- [Task prompt]:
From the listing below, select every line where the word "predeterminado" appears.

[Collection entries]

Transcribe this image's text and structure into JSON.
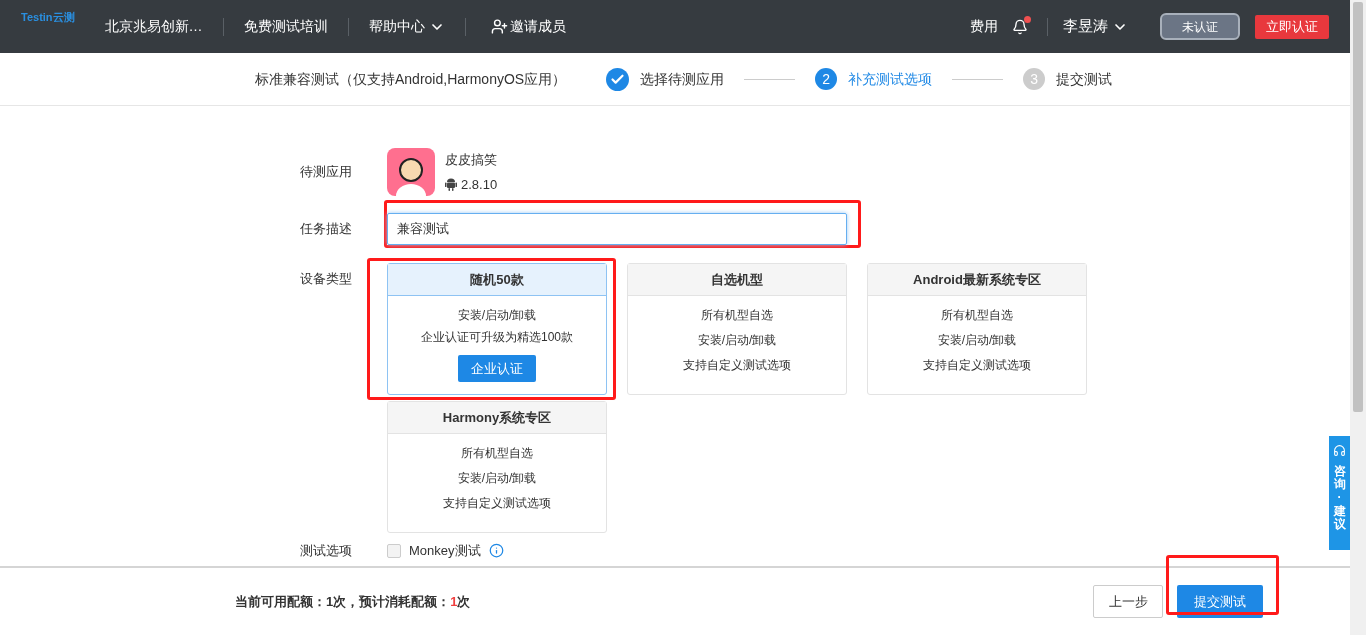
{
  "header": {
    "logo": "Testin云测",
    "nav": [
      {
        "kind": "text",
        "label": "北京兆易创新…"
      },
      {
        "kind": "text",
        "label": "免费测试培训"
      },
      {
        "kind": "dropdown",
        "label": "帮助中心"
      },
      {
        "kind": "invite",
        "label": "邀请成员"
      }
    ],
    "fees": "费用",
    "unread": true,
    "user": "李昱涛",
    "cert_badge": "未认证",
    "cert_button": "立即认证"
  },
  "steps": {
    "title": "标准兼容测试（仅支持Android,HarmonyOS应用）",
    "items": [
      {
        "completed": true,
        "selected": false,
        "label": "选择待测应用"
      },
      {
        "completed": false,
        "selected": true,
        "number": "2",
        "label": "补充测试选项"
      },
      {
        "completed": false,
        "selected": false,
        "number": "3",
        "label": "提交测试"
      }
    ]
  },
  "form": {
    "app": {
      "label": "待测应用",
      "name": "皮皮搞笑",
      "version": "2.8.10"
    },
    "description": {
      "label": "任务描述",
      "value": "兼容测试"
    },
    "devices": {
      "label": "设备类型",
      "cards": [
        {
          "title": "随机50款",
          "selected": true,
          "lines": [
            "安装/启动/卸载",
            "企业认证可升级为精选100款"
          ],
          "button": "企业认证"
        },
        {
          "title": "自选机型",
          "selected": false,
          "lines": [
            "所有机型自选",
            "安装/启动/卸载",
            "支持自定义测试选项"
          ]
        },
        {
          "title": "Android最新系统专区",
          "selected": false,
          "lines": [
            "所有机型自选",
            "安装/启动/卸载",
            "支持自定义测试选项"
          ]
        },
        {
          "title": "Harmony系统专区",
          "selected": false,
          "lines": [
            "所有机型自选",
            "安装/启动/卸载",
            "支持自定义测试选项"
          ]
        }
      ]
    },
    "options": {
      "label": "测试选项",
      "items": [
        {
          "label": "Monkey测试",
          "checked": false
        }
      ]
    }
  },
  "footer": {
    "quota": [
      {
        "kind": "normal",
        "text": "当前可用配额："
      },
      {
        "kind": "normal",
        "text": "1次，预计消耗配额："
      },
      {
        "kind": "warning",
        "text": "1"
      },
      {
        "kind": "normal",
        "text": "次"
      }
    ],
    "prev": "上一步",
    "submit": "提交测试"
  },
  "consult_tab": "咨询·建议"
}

--

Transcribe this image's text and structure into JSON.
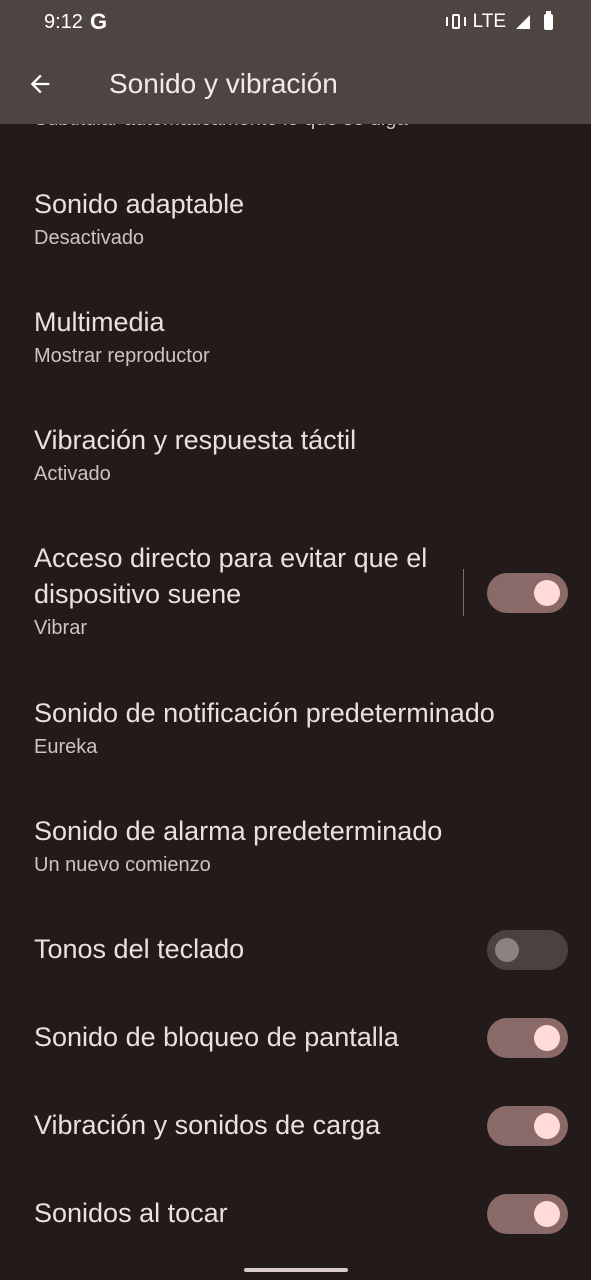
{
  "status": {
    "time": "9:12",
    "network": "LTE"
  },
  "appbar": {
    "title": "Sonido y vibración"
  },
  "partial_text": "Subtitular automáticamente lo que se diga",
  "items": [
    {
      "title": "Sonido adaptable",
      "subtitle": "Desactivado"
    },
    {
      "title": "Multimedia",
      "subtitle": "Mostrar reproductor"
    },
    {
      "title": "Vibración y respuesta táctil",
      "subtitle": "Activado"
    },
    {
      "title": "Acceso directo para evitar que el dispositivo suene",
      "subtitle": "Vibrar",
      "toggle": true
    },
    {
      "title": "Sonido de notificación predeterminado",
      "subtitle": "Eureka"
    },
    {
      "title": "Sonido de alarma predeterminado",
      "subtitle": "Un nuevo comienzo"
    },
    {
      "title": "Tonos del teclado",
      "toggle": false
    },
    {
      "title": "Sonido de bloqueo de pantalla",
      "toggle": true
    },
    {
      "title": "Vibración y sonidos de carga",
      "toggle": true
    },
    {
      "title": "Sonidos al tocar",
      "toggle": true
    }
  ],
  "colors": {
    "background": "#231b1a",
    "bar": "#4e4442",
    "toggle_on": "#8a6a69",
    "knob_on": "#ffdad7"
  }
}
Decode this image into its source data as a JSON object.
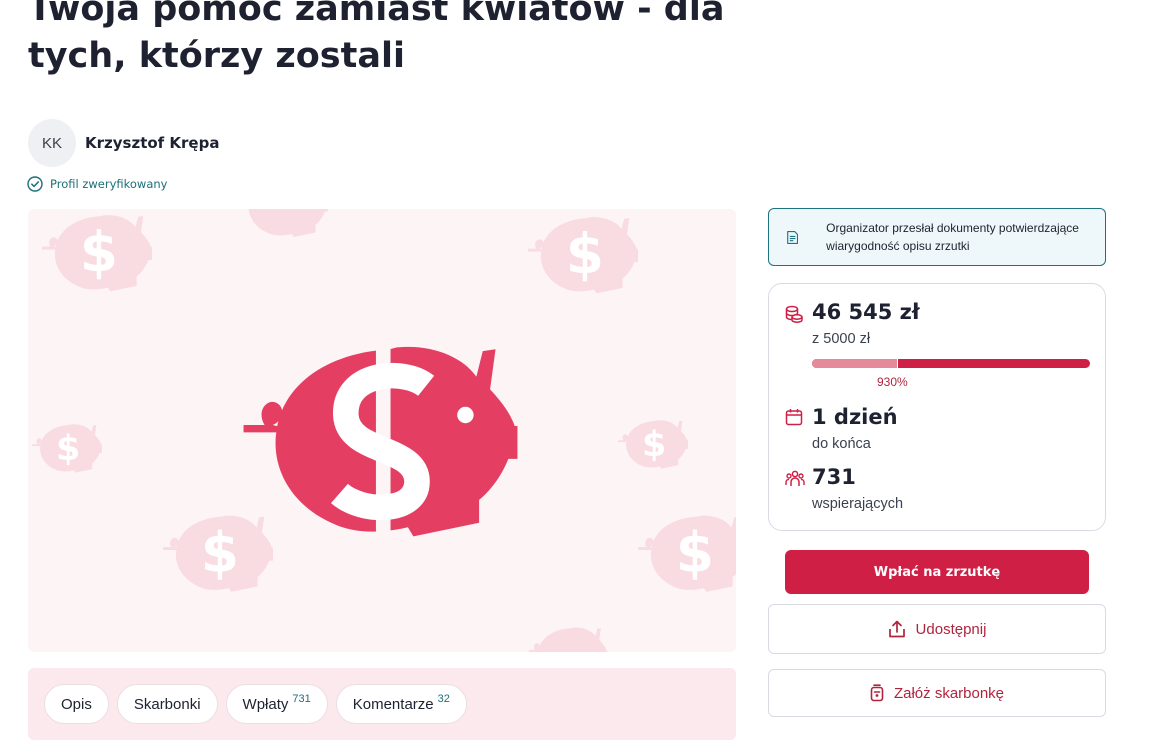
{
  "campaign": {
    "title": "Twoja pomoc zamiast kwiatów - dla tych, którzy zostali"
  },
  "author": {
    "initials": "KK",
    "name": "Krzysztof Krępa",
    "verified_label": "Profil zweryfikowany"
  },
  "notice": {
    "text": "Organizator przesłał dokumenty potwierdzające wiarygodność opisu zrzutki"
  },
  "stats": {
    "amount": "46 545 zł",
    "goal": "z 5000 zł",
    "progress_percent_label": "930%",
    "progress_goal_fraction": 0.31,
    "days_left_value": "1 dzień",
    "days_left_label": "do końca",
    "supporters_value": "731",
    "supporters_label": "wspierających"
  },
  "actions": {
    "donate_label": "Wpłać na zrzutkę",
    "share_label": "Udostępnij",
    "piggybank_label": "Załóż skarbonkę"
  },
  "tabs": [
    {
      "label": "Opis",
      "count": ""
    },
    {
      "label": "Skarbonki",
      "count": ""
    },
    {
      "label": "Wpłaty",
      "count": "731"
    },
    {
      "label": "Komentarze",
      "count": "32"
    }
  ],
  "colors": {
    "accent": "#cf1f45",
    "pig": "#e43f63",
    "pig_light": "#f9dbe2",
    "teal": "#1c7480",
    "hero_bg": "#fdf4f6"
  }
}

- [The result]:
      "title": "Sonido de notificación predeterminado",
      "title": "Sonido de alarma predeterminado",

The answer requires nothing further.